Вместо прямого ответа Сигизмунд Александрович неожиданно выпалил, видимо, мучительно выстраданную, заранее приготовленную фразу:

– Это вредительский самолет и построил его вредитель, – нажимал он на это страшное слово.

Такого ошеломляющего выпада никто не ждал.

В те годы подобного рода обвинения, не вдаваясь в расследование, могли стоить человеку жизни – Леваневский это превосходно знал и потому не унимался. Ворошилов зло и резко пытался было оборвать его:

– Что ты городишь?

Но тот как ни в чем не бывало рубил до конца:

– Я этому конструктору не доверяю и никогда не сяду в его самолет.

А Сталин, в общем замешательстве, будто ничего не слышал – продолжал ходить вдоль кабинета.

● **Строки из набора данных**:
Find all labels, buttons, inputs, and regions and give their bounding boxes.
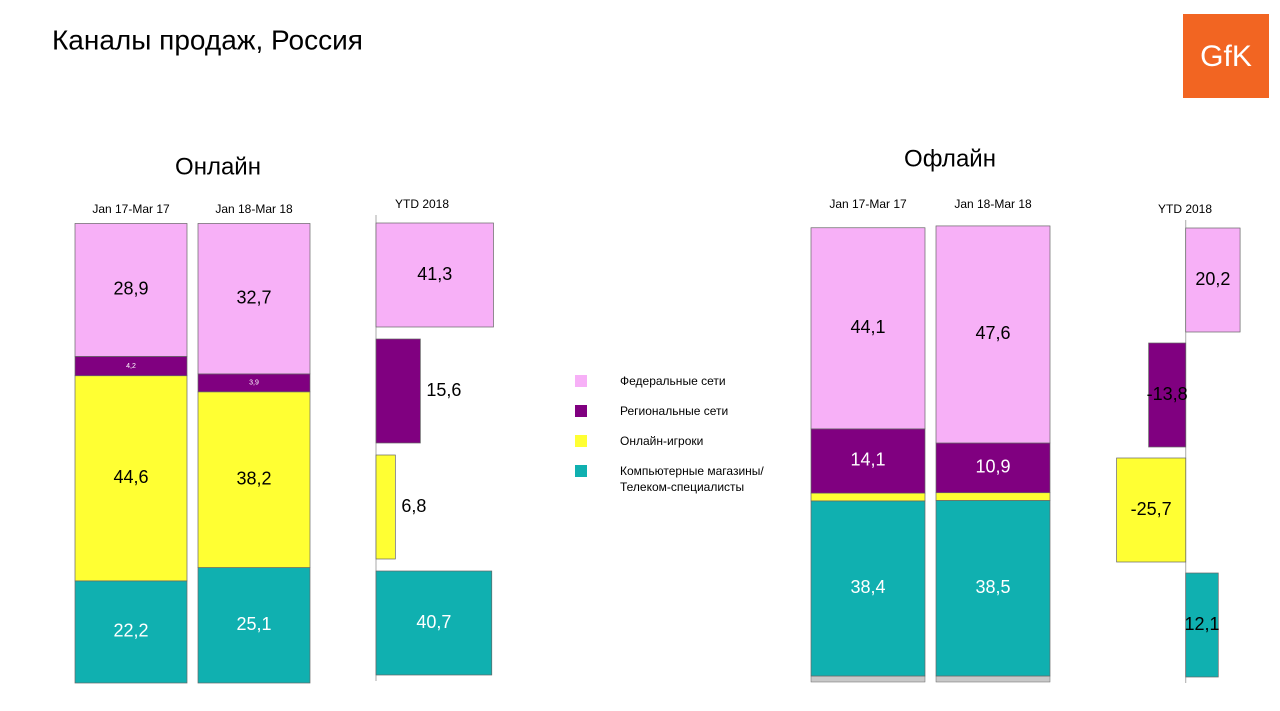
bar-segment	[810, 500, 926, 677]
bar-segment	[935, 500, 1051, 677]
data-label: 25,1	[236, 614, 271, 634]
panel-title: Онлайн	[175, 153, 261, 180]
legend-swatch	[575, 405, 587, 417]
data-label: 44,6	[113, 467, 148, 487]
bar-segment	[810, 227, 926, 430]
category-label: Jan 18-Mar 18	[954, 197, 1032, 211]
bar-segment	[197, 223, 311, 375]
legend-label: Онлайн-игроки	[620, 434, 704, 448]
bar-segment	[197, 391, 311, 568]
legend-item: Региональные сети	[575, 403, 805, 419]
data-label: 4,2	[126, 363, 136, 370]
data-label: 6,8	[401, 496, 426, 516]
logo-box	[1183, 14, 1269, 98]
data-label: 40,7	[416, 612, 451, 632]
data-label: 10,9	[975, 457, 1010, 477]
data-label: -25,7	[1131, 499, 1172, 519]
data-label: 44,1	[850, 317, 885, 337]
data-label: 38,2	[236, 468, 271, 488]
category-label: Jan 17-Mar 17	[829, 197, 907, 211]
legend-item: Онлайн-игроки	[575, 433, 805, 449]
data-label: 38,5	[975, 577, 1010, 597]
data-label: 12,1	[1184, 614, 1219, 634]
data-label: 3,9	[249, 380, 259, 387]
legend-swatch	[575, 465, 587, 477]
panel-title: YTD 2018	[1158, 202, 1212, 216]
bar-segment	[935, 492, 1051, 501]
bar	[1148, 342, 1187, 448]
legend-item: Компьютерные магазины/ Телеком-специалис…	[575, 463, 805, 495]
data-label: 15,6	[426, 380, 461, 400]
data-label: 32,7	[236, 287, 271, 307]
panel-title: Офлайн	[904, 145, 996, 172]
bar-segment	[935, 225, 1051, 444]
data-label: 28,9	[113, 279, 148, 299]
legend-swatch	[575, 435, 587, 447]
data-label: 14,1	[850, 450, 885, 470]
category-label: Jan 17-Mar 17	[92, 202, 170, 216]
slide-title: Каналы продаж, Россия	[52, 24, 363, 55]
bar	[1185, 227, 1241, 333]
bar-segment	[810, 492, 926, 502]
legend-label: Федеральные сети	[620, 374, 726, 388]
logo: GfK	[1200, 40, 1252, 73]
category-label: Jan 18-Mar 18	[215, 202, 293, 216]
bar	[375, 338, 421, 444]
bar-base	[935, 675, 1051, 683]
bar	[375, 454, 396, 560]
panel-title: YTD 2018	[395, 197, 449, 211]
legend: Федеральные сети Региональные сети Онлайн-…	[575, 373, 795, 509]
bar-base	[810, 675, 926, 683]
data-label: 41,3	[417, 264, 452, 284]
bar-segment	[74, 580, 188, 684]
data-label: 22,2	[113, 621, 148, 641]
bar	[1116, 457, 1187, 563]
bar	[1185, 572, 1219, 678]
data-label: 38,4	[850, 577, 885, 597]
data-label: 20,2	[1195, 269, 1230, 289]
bar-segment	[935, 442, 1051, 494]
legend-label: Региональные сети	[620, 404, 729, 418]
legend-label: Компьютерные магазины/ Телеком-специалис…	[620, 464, 764, 494]
bar-segment	[74, 223, 188, 357]
bar	[375, 222, 494, 328]
legend-swatch	[575, 375, 587, 387]
data-label: -13,8	[1147, 384, 1188, 404]
bar	[375, 570, 493, 676]
bar-segment	[810, 428, 926, 494]
legend-item: Федеральные сети	[575, 373, 805, 389]
data-label: 47,6	[975, 323, 1010, 343]
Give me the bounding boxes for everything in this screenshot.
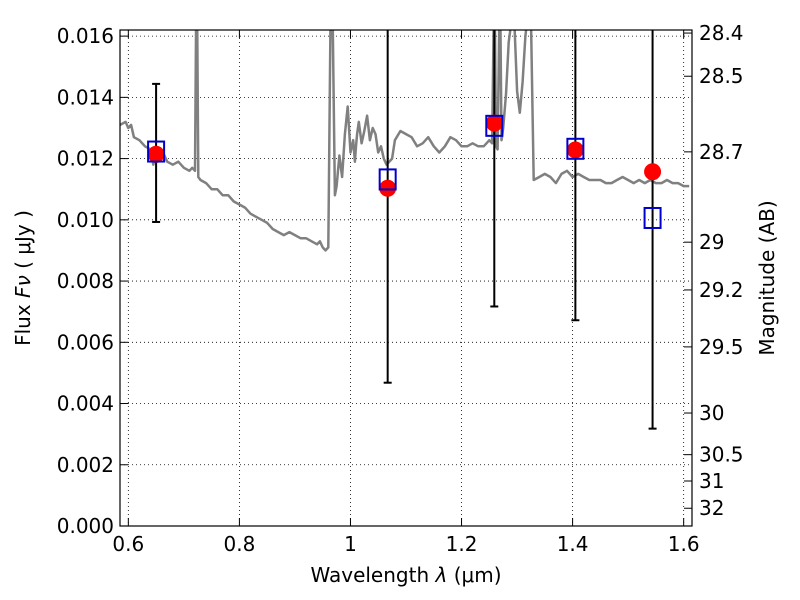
x-tick-label: 1.6 <box>668 532 700 556</box>
x-tick-label: 1.4 <box>557 532 589 556</box>
observed-flux-point <box>147 145 165 163</box>
right-tick-label: 29.2 <box>699 278 744 302</box>
right-tick-label: 28.7 <box>699 140 744 164</box>
model-flux-square <box>566 137 585 160</box>
observed-flux-point <box>379 179 397 197</box>
right-tick-label: 29 <box>699 230 724 254</box>
x-tick-label: 0.8 <box>223 532 255 556</box>
model-flux-square <box>485 114 504 137</box>
x-axis-label-unit: (μm) <box>454 563 502 587</box>
observed-flux-point <box>485 114 503 132</box>
y-tick-label: 0.010 <box>57 208 114 232</box>
x-axis-label-text: Wavelength <box>310 563 429 587</box>
labels-layer: Wavelength λ (μm) Flux Fν ( μJy ) Magnit… <box>11 200 779 587</box>
y-tick-label: 0.004 <box>57 392 114 416</box>
right-tick-label: 30 <box>699 401 724 425</box>
y-tick-label: 0.006 <box>57 330 114 354</box>
y-axis-label-symbol: Fν <box>11 275 35 298</box>
x-tick-label: 1.2 <box>446 532 478 556</box>
right-axis-label: Magnitude (AB) <box>755 200 779 355</box>
right-tick-label: 28.4 <box>699 21 744 45</box>
observed-flux-point <box>644 163 662 181</box>
y-axis-label-text: Flux <box>11 304 35 346</box>
y-axis-label: Flux Fν ( μJy ) <box>11 210 35 346</box>
y-tick-label: 0.016 <box>57 24 114 48</box>
spectrum-layer <box>120 30 690 252</box>
points-layer <box>147 114 662 229</box>
x-axis-label-symbol: λ <box>435 563 448 587</box>
right-tick-label: 29.5 <box>699 335 744 359</box>
y-tick-label: 0.008 <box>57 269 114 293</box>
x-tick-label: 1 <box>344 532 357 556</box>
right-tick-label: 32 <box>699 496 724 520</box>
plot-frame <box>119 29 693 527</box>
model-flux-square <box>147 140 166 163</box>
grid-lines <box>120 30 692 527</box>
right-tick-label: 28.5 <box>699 64 744 88</box>
y-axis-label-unit: ( μJy ) <box>11 210 35 269</box>
y-tick-label: 0.002 <box>57 453 114 477</box>
right-tick-label: 31 <box>699 469 724 493</box>
observed-flux-point <box>566 141 584 159</box>
ticks-layer: 0.6 0.8 1 1.2 1.4 1.6 0.000 0.002 0.004 0.006 0.00… <box>57 21 744 556</box>
model-flux-square <box>378 168 397 191</box>
x-tick-label: 0.6 <box>112 532 144 556</box>
model-flux-square <box>643 206 662 229</box>
y-tick-label: 0.012 <box>57 147 114 171</box>
y-tick-label: 0.014 <box>57 85 114 109</box>
errorbar-layer <box>152 30 657 430</box>
y-tick-label: 0.000 <box>57 514 114 538</box>
x-axis-label: Wavelength λ (μm) <box>310 563 501 587</box>
spectrum-line <box>120 30 690 252</box>
right-tick-label: 30.5 <box>699 443 744 467</box>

● **Задания**:
1. Выпишите из отрывка о Леваневском все реплики, произнесенные в прямой речи.
2. Продолжите отрывок о Леваневском в кабинете Сталина после его последней фразы.

● **Ответы**:
1.
1. Это вредительский самолет и построил его вредитель.
2. Что ты городишь?
3. Я этому конструктору не доверяю и никогда не сяду в его самолет.

2.
Туполеву стало дурно, ему пришлось оказывать помощь. Леваневский же, чуть поостыв, добавил:

– Нужен другой самолет – многомоторный. Лететь через Арктику с одним мотором слишком рискованно.

Вот это и было самым главным!

Не выброс масла смутил Леваневского в том злосчастном полете, прекратившийся, кстати, еще до разворота на обратный курс, а именно один мотор, когда самолет оказался над вольным простором Баренцева моря. А вдруг, окаянный, откажет этот, единственный? Дело в те годы вполне обычное. Пожалуй, не было летчика, в летной практике которого не случались бы отказы моторов, особенно в длительных полетах.

Даже Громов из-за отказов мотора – на этом же самолете! – два раза прибегал к вынужденным посадкам и только с третьей попытки сумел благополучно завершить свой рекордный полет. Но он летал над земной поверхностью, рядом с аэродромами и площадки для внеаэродромного приземления, в случае чего, всегда нашлись бы. Тем более все самые подходящие Громов облетал с посадками на У-2 заранее!

А тут – безбрежный океан, царство льдов. Чуть что – смерть.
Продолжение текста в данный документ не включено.